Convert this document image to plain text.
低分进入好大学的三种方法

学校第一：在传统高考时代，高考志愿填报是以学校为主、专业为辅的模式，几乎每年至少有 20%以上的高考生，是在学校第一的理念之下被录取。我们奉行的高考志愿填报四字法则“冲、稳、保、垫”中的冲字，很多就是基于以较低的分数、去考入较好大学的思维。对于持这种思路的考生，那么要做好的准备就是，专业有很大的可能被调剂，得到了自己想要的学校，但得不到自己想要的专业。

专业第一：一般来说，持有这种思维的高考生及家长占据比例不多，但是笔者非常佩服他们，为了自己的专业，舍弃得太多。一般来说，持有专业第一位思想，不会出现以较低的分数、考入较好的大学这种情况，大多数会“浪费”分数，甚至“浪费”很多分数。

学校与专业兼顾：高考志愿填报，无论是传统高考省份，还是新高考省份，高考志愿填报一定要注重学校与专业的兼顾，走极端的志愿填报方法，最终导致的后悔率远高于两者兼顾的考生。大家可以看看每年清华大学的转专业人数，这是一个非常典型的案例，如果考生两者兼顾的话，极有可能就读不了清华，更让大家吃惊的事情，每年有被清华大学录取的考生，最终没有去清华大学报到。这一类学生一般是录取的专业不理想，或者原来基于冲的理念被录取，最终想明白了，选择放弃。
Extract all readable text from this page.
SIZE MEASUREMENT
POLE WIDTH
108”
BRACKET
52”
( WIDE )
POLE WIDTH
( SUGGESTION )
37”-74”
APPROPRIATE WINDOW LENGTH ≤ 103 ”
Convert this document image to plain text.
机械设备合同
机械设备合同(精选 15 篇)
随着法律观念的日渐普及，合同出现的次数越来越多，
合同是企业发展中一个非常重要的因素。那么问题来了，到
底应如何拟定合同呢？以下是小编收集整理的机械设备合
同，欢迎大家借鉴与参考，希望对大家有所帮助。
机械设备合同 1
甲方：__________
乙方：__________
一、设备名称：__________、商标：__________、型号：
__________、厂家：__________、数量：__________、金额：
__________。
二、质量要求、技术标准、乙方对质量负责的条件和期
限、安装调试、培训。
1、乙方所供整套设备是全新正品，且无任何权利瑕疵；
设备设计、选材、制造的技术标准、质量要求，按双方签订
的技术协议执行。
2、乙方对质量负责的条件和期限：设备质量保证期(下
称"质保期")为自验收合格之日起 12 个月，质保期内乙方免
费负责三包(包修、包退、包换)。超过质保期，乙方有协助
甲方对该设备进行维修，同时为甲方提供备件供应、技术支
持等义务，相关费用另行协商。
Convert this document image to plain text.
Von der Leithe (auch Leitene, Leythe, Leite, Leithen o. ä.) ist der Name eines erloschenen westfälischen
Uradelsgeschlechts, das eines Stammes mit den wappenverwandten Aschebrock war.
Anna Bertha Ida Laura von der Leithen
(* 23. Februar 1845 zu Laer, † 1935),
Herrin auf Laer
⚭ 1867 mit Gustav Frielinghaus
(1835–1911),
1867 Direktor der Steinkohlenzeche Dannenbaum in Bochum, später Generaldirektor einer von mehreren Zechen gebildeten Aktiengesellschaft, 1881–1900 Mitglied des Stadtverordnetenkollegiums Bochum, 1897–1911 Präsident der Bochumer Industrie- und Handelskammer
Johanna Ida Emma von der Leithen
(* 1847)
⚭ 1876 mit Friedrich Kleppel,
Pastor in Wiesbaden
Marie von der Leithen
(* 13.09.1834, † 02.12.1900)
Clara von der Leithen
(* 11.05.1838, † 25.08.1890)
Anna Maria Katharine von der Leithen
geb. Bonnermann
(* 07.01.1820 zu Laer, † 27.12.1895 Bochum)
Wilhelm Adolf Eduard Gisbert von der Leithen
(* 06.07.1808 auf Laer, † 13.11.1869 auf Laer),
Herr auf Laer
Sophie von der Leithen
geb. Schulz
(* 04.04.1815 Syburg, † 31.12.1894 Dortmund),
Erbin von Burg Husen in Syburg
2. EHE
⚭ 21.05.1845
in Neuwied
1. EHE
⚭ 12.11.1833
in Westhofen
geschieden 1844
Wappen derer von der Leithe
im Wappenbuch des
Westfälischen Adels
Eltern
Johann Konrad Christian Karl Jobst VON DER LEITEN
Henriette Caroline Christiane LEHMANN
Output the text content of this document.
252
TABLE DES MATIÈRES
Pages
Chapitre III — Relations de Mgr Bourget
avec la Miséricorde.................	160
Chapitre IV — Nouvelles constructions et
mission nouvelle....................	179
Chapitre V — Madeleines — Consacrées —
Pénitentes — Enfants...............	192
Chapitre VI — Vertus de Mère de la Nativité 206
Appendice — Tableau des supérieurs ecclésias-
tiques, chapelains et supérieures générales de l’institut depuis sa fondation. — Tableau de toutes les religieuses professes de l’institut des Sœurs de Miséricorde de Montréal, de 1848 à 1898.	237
• • • • •
Exactly as they are written, print the entries again.

Convert this document image to plain text.
低分进入好大学的三种方法

学校第一：在传统高考时代，高考志愿填报是以学校为主、专业为辅的模式，几乎每年至少有 20%以上的高考生，是在学校第一的理念之下被录取。我们奉行的高考志愿填报四字法则“冲、稳、保、垫”中的冲字，很多就是基于以较低的分数、去考入较好大学的思维。对于持这种思路的考生，那么要做好的准备就是，专业有很大的可能被调剂，得到了自己想要的学校，但得不到自己想要的专业。

专业第一：一般来说，持有这种思维的高考生及家长占据比例不多，但是笔者非常佩服他们，为了自己的专业，舍弃得太多。一般来说，持有专业第一位思想，不会出现以较低的分数、考入较好的大学这种情况，大多数会“浪费”分数，甚至“浪费”很多分数。

学校与专业兼顾：高考志愿填报，无论是传统高考省份，还是新高考省份，高考志愿填报一定要注重学校与专业的兼顾，走极端的志愿填报方法，最终导致的后悔率远高于两者兼顾的考生。大家可以看看每年清华大学的转专业人数，这是一个非常典型的案例，如果考生两者兼顾的话，极有可能就读不了清华，更让大家吃惊的事情，每年有被清华大学录取的考生，最终没有去清华大学报到。这一类学生一般是录取的专业不理想，或者原来基于冲的理念被录取，最终想明白了，选择放弃。
Extract all readable text from this page.
SIZE MEASUREMENT
POLE WIDTH
108”
BRACKET
52”
( WIDE )
POLE WIDTH
( SUGGESTION )
37”-74”
APPROPRIATE WINDOW LENGTH ≤ 103 ”
Convert this document image to plain text.
机械设备合同
机械设备合同(精选 15 篇)
随着法律观念的日渐普及，合同出现的次数越来越多，
合同是企业发展中一个非常重要的因素。那么问题来了，到
底应如何拟定合同呢？以下是小编收集整理的机械设备合
同，欢迎大家借鉴与参考，希望对大家有所帮助。
机械设备合同 1
甲方：__________
乙方：__________
一、设备名称：__________、商标：__________、型号：
__________、厂家：__________、数量：__________、金额：
__________。
二、质量要求、技术标准、乙方对质量负责的条件和期
限、安装调试、培训。
1、乙方所供整套设备是全新正品，且无任何权利瑕疵；
设备设计、选材、制造的技术标准、质量要求，按双方签订
的技术协议执行。
2、乙方对质量负责的条件和期限：设备质量保证期(下
称"质保期")为自验收合格之日起 12 个月，质保期内乙方免
费负责三包(包修、包退、包换)。超过质保期，乙方有协助
甲方对该设备进行维修，同时为甲方提供备件供应、技术支
持等义务，相关费用另行协商。
Convert this document image to plain text.
Von der Leithe (auch Leitene, Leythe, Leite, Leithen o. ä.) ist der Name eines erloschenen westfälischen
Uradelsgeschlechts, das eines Stammes mit den wappenverwandten Aschebrock war.
Anna Bertha Ida Laura von der Leithen
(* 23. Februar 1845 zu Laer, † 1935),
Herrin auf Laer
⚭ 1867 mit Gustav Frielinghaus
(1835–1911),
1867 Direktor der Steinkohlenzeche Dannenbaum in Bochum, später Generaldirektor einer von mehreren Zechen gebildeten Aktiengesellschaft, 1881–1900 Mitglied des Stadtverordnetenkollegiums Bochum, 1897–1911 Präsident der Bochumer Industrie- und Handelskammer
Johanna Ida Emma von der Leithen
(* 1847)
⚭ 1876 mit Friedrich Kleppel,
Pastor in Wiesbaden
Marie von der Leithen
(* 13.09.1834, † 02.12.1900)
Clara von der Leithen
(* 11.05.1838, † 25.08.1890)
Anna Maria Katharine von der Leithen
geb. Bonnermann
(* 07.01.1820 zu Laer, † 27.12.1895 Bochum)
Wilhelm Adolf Eduard Gisbert von der Leithen
(* 06.07.1808 auf Laer, † 13.11.1869 auf Laer),
Herr auf Laer
Sophie von der Leithen
geb. Schulz
(* 04.04.1815 Syburg, † 31.12.1894 Dortmund),
Erbin von Burg Husen in Syburg
2. EHE
⚭ 21.05.1845
in Neuwied
1. EHE
⚭ 12.11.1833
in Westhofen
geschieden 1844
Wappen derer von der Leithe
im Wappenbuch des
Westfälischen Adels
Eltern
Johann Konrad Christian Karl Jobst VON DER LEITEN
Henriette Caroline Christiane LEHMANN
Output the text content of this document.
252
TABLE DES MATIÈRES
Pages
Chapitre III — Relations de Mgr Bourget
avec la Miséricorde.................	160
Chapitre IV — Nouvelles constructions et
mission nouvelle....................	179
Chapitre V — Madeleines — Consacrées —
Pénitentes — Enfants...............	192
Chapitre VI — Vertus de Mère de la Nativité 206
Appendice — Tableau des supérieurs ecclésias-
tiques, chapelains et supérieures générales de l’institut depuis sa fondation. — Tableau de toutes les religieuses professes de l’institut des Sœurs de Miséricorde de Montréal, de 1848 à 1898.	237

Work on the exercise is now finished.